Work instructions - Go through the entries below and count the lines holding the word "room". Reply with only the number, please.

Stored data entries -
- - - - -

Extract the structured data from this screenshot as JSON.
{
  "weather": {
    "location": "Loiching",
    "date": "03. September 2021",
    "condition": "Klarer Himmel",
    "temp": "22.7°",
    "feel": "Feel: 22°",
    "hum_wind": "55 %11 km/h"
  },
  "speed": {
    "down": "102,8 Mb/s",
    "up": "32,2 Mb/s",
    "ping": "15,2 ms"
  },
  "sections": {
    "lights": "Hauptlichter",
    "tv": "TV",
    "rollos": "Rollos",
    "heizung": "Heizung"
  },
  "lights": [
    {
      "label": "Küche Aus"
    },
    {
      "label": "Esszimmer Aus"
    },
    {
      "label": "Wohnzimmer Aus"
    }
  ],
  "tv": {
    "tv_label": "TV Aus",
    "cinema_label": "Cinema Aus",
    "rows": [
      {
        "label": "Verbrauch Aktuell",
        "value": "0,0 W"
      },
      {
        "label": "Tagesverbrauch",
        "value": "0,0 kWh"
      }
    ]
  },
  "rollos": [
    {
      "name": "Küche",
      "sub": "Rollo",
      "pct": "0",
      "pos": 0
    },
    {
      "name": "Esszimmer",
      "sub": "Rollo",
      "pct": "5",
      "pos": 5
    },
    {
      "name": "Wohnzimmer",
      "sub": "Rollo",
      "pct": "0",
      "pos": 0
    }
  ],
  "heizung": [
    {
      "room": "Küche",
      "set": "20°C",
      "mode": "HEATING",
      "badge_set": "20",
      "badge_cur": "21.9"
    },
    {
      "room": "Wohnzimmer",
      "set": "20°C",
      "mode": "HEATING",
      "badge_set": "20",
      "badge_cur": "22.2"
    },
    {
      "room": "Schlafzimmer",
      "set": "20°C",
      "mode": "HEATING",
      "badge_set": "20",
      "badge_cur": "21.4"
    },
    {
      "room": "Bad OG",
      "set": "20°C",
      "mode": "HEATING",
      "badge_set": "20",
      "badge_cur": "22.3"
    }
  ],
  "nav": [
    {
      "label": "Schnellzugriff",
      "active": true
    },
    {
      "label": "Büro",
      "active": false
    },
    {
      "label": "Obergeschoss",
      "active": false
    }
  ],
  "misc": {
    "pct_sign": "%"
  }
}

- - - - -

Correct response - 4